Until well into the twentieth century he was regarded as a traitor who instigated civil war. But in the 1960s Riel's image began to turn around and today most Canadians, particularly the Métis, have reclaimed him as a heroic patriot, founder of Manitoba and a Father of Confederation.
The Red River resistance began as a group of Metis, led by Riel, worked to preserve their people's rights and culture as their homeland was becoming increasingly threatened by settlers from eastern Canada.
In October 1869, the group halted the work of a Canadian survey party and Riel declared that any attempt by Canada to assume authority in the region would be opposed unless Ottawa first negotiated terms with the Metis.
A provisional government, with Riel as president, was formed in December. But the execution of Thomas Scott, a member of a group of Ontario settlers opposed to Riel's uprising, led to the provisional government's unravelling.
There were calls for Riel to be hanged and the Ontario government offered a bounty for his capture. Riel fled to the United States, where he lived for many years.
In 1870, when Manitoba entered Confederation, it was the terms created by Riel's provisional government that ultimately helped negotiate the agreement.
While a fugitive, Riel was elected three times to the Canadian House of Commons but never assumed his seat. He returned to Canada to represent Metis grievances with Canada once again, this time in Saskatchewan.
The resistance escalated into a military confrontation known as the North-West Rebellion of 1885. Riel was captured, tried, convicted and hanged for treason in Regina that same year.
Time for pride
Since 2008, the third Monday in February has been celebrated as Louis Riel Day in Manitoba.
Abraham said Riel would be happy to know a holiday has been named in his honour.
"I supposed he would be touched and he would be happy. But being proud about it — I guess its our turn to do that," she said.
You can learn more about Riel and Manitoba's Metis heritage at St. Boniface Museum on Tache Avenue, not far from Riel's grave on the grounds of the St. Boniface Cathedral cemetery.
Museum director Philippe Mailhot said there is plenty to check out, including experts from the Louis Riel institute, documents from the historical society and the famed Bell of Batoche.
The 20-pound silver church bell was seized in 1885 as spoils of war by Ontario soldiers from the Metis community of Batoche, Sask.during the North-West Rebellion.
It eventually ended up in a Royal Canadian Legion hall in Millbrook, Ont. But in 1991, the bell was taken by a Metis man, Billyjo Delaronde, from Manitoba.
He held on to it until handing it over in 2013 to the Catholic Diocese of Prince Albert, which includes Batoche.
Delaronde, who said he and four other Metis friends took the bell from the legion hall, noted that in 1967 the federal government asked the Millbrook Legion to turn over the bell and return it to Batoche, but the request was refused.
"I believe I repatriated the bell," he said last summer at the Back to Batoche Days festival.
"There was no intention of ever stealing the bell from them, because it was ours."

## OBJECTIVE
Condense the Riel excerpt into three sentences. Rely on the Riel excerpt alone.

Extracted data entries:
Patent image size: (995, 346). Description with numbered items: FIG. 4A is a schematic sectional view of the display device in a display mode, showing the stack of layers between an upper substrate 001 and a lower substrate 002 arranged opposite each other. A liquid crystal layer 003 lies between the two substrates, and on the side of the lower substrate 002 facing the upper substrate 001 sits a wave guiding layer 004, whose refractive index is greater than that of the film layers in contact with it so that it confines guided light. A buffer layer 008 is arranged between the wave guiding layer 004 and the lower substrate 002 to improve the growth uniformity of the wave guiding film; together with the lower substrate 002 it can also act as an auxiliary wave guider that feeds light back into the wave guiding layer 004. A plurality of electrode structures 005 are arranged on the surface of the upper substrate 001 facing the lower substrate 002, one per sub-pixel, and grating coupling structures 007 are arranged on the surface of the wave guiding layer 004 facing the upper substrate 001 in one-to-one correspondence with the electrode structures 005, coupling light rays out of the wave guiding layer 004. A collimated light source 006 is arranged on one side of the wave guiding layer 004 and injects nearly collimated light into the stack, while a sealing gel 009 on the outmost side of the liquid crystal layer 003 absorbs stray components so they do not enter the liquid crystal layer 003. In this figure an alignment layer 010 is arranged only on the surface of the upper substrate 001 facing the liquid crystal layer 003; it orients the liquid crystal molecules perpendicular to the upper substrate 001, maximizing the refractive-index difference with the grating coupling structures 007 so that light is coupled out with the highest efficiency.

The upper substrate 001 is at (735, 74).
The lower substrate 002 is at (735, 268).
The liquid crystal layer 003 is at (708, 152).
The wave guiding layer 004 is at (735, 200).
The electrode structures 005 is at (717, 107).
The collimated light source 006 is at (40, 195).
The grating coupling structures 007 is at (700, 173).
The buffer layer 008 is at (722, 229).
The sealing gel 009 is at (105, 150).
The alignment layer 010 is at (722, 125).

## EXPECTED ANSWER
Riel led the Métis in the Red River resistance and headed a provisional government whose terms helped negotiate Manitoba's entry into Confederation in 1870. After fleeing to the United States, he returned to Canada to represent Métis grievances in Saskatchewan, and following the North-West Rebellion of 1885 he was hanged for treason in Regina. Long regarded as a traitor, Riel is now reclaimed by most Canadians as a heroic patriot, and Manitoba has celebrated Louis Riel Day since 2008.